- _GOAL_
Work out how many lines of the records hold the string "plans", and reply with that number alone.

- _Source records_
☆ ☆ ☆
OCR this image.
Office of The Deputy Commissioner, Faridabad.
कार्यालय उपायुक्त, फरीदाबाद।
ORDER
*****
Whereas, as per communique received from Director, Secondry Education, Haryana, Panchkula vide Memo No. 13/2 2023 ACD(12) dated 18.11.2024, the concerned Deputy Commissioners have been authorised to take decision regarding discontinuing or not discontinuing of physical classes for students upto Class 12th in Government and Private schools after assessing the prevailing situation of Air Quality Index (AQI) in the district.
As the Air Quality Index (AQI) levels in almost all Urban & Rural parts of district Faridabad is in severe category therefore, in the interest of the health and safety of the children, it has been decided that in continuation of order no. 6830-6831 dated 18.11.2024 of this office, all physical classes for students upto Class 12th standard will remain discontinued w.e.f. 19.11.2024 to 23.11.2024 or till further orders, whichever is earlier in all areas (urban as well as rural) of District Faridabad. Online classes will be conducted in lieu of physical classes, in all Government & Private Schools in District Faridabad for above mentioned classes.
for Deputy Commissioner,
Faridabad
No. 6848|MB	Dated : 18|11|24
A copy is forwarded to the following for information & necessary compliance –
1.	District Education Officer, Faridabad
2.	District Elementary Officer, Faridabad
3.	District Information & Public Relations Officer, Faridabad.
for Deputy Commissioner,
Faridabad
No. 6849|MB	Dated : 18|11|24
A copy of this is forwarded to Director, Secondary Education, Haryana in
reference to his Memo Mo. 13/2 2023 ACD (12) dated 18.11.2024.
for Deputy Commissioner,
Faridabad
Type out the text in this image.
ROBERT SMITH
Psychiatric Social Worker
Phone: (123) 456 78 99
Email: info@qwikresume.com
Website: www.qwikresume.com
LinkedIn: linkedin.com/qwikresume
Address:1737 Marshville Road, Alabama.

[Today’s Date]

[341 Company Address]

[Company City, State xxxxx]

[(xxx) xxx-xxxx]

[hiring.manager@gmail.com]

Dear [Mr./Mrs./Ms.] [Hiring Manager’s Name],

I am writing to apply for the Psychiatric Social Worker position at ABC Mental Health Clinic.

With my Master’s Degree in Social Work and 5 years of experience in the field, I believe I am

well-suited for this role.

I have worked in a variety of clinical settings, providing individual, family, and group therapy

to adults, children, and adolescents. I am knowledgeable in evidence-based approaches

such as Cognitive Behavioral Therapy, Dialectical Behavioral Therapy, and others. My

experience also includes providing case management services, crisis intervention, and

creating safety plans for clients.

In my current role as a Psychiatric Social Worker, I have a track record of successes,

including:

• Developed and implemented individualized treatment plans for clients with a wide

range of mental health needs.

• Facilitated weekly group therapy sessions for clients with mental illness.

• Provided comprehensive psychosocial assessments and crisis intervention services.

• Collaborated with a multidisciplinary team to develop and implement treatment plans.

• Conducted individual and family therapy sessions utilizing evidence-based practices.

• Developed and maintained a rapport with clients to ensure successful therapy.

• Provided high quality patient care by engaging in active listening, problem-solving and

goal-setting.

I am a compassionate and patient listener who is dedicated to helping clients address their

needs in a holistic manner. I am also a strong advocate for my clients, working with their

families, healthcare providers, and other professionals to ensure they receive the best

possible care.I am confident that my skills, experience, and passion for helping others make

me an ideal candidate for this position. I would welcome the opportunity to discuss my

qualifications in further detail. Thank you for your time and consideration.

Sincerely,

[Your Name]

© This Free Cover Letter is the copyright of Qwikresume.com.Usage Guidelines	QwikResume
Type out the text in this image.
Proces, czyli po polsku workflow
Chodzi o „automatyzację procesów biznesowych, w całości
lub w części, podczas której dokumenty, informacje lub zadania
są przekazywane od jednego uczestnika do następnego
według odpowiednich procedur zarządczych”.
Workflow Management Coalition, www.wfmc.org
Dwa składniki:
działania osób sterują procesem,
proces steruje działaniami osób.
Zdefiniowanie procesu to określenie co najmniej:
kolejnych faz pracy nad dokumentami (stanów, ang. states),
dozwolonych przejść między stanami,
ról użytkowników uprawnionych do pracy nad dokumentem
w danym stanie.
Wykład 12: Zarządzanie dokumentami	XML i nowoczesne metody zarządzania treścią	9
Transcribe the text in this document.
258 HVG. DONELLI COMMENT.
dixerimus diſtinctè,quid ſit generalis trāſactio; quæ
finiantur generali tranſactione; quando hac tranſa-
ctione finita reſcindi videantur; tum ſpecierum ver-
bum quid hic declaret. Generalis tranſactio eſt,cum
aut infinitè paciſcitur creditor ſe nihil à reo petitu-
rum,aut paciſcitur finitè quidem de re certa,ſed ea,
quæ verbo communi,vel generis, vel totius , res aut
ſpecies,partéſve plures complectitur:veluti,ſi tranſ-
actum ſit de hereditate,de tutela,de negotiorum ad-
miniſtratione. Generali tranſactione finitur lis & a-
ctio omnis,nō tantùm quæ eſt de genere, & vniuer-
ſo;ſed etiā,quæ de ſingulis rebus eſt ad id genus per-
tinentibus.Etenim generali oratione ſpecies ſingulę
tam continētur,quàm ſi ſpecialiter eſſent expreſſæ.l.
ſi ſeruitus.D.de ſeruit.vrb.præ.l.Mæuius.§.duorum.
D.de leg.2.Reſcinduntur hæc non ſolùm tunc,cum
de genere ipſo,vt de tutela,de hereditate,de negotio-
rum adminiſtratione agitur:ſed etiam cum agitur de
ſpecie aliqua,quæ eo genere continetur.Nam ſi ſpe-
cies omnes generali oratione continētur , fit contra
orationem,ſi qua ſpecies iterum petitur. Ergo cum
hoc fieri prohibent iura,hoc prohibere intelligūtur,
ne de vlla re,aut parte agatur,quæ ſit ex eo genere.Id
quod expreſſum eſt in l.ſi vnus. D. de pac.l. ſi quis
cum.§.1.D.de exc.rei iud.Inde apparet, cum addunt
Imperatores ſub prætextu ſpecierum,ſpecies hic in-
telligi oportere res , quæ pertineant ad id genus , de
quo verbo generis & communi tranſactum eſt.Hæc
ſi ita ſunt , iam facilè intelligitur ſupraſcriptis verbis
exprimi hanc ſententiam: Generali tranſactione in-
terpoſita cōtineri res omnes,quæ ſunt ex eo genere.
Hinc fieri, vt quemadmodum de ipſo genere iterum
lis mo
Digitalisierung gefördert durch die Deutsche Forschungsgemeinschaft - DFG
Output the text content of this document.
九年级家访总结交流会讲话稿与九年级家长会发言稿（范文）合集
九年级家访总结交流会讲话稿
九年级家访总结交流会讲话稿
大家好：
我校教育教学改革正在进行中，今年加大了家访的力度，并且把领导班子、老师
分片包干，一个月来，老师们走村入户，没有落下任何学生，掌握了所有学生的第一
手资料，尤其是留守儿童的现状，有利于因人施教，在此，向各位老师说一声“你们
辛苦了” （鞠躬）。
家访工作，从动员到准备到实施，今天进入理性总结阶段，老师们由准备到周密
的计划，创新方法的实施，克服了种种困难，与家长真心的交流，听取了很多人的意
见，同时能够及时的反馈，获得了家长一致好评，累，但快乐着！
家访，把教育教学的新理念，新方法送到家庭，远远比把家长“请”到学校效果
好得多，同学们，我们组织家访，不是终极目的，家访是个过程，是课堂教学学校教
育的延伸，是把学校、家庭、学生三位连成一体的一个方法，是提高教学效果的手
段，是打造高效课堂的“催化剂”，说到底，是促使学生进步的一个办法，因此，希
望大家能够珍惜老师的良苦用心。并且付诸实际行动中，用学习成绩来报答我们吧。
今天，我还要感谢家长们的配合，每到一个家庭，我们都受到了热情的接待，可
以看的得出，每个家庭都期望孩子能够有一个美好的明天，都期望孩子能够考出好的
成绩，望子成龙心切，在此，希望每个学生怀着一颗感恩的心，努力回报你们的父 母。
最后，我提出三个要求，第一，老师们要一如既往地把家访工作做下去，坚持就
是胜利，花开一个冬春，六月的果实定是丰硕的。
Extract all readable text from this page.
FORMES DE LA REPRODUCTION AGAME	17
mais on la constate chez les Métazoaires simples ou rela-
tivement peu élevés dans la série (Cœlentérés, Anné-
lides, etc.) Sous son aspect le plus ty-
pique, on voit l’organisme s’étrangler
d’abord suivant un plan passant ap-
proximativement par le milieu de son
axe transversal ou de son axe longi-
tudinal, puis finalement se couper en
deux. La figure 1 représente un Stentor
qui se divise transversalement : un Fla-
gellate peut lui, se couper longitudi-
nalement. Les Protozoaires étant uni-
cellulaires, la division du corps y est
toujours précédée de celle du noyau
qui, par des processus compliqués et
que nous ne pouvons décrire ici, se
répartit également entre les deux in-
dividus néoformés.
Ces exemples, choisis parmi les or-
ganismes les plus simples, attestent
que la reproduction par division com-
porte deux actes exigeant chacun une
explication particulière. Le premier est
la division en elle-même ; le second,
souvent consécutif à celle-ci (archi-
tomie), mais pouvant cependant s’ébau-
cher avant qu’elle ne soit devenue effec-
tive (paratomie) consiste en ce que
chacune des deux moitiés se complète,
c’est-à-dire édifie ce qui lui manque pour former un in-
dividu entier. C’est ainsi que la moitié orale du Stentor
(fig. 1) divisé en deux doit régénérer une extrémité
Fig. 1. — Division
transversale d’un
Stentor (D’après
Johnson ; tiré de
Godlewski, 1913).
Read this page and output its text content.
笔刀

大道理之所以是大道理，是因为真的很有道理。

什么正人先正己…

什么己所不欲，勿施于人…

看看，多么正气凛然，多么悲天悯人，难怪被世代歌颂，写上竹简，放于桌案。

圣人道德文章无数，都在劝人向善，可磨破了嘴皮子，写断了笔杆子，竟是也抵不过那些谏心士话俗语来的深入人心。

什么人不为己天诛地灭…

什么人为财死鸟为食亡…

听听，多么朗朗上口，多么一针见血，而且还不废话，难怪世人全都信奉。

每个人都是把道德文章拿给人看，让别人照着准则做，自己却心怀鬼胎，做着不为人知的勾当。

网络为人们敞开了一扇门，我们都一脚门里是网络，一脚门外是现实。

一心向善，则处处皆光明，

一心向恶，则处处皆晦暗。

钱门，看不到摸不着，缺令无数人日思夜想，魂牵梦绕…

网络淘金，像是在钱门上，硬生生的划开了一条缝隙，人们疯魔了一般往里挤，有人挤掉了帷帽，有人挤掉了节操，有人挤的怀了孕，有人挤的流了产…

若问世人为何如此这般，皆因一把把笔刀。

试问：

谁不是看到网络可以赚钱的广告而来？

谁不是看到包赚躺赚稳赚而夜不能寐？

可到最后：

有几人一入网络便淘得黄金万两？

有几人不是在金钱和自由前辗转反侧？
☆ ☆ ☆
- _COMPLETED EXERCISE_
3